Goal:
Copy out all lines in the data below containing the string "least".

** Start Material supplied **

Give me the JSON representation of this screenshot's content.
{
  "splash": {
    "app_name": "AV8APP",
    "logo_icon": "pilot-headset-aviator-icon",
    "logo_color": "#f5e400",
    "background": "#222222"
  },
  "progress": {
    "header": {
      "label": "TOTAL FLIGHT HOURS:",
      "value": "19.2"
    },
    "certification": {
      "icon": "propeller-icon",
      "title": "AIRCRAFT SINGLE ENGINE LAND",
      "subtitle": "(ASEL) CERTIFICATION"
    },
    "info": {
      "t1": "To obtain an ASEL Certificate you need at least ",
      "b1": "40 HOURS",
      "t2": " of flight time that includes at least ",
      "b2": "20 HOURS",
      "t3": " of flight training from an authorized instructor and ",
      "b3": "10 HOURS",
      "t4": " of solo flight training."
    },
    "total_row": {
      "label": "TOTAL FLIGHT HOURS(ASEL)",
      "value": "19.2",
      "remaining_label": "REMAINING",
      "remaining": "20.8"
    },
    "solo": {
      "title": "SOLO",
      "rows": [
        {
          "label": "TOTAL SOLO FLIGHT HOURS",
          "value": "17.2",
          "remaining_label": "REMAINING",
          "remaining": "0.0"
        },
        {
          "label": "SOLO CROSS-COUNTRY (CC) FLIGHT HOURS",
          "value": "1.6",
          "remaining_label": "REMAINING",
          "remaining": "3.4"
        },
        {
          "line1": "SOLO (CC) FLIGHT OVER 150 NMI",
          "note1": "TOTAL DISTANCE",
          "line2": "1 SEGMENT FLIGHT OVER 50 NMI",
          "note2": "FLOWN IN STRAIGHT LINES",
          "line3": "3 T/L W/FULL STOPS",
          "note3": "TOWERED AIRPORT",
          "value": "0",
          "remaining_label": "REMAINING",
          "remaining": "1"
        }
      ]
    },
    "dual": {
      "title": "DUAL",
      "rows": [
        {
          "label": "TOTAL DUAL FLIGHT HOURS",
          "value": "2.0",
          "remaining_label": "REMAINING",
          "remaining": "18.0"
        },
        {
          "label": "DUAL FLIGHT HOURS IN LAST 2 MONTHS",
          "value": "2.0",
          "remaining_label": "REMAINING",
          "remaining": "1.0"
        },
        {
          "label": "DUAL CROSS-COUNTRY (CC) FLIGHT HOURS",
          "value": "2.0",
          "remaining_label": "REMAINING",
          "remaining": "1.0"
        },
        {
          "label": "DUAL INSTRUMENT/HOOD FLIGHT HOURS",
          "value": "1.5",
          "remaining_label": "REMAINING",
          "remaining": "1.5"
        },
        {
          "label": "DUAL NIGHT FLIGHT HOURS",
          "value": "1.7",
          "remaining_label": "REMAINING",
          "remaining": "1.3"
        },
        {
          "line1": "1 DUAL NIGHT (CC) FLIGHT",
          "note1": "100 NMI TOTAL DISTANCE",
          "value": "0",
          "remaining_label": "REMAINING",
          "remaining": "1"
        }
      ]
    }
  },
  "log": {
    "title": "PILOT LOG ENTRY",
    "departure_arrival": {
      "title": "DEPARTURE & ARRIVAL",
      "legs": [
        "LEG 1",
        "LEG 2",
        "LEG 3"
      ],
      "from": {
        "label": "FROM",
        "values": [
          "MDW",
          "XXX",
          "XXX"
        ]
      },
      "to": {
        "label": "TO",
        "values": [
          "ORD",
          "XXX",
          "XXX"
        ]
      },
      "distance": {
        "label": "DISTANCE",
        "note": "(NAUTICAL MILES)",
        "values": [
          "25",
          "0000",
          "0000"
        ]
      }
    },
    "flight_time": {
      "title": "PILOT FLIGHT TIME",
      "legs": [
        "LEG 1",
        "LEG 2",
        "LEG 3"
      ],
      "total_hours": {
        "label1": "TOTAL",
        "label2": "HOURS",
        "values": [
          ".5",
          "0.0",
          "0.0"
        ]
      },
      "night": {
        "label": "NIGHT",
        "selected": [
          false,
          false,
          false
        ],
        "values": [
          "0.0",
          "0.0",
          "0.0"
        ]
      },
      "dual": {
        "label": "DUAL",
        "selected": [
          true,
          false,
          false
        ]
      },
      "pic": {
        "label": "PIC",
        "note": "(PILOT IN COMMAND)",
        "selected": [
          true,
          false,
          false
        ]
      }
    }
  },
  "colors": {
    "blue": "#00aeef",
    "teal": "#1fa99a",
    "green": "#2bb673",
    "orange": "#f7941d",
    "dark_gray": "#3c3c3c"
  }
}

** End Material supplied **

Exercise result:
      "t1": "To obtain an ASEL Certificate you need at least ",
      "t2": " of flight time that includes at least ",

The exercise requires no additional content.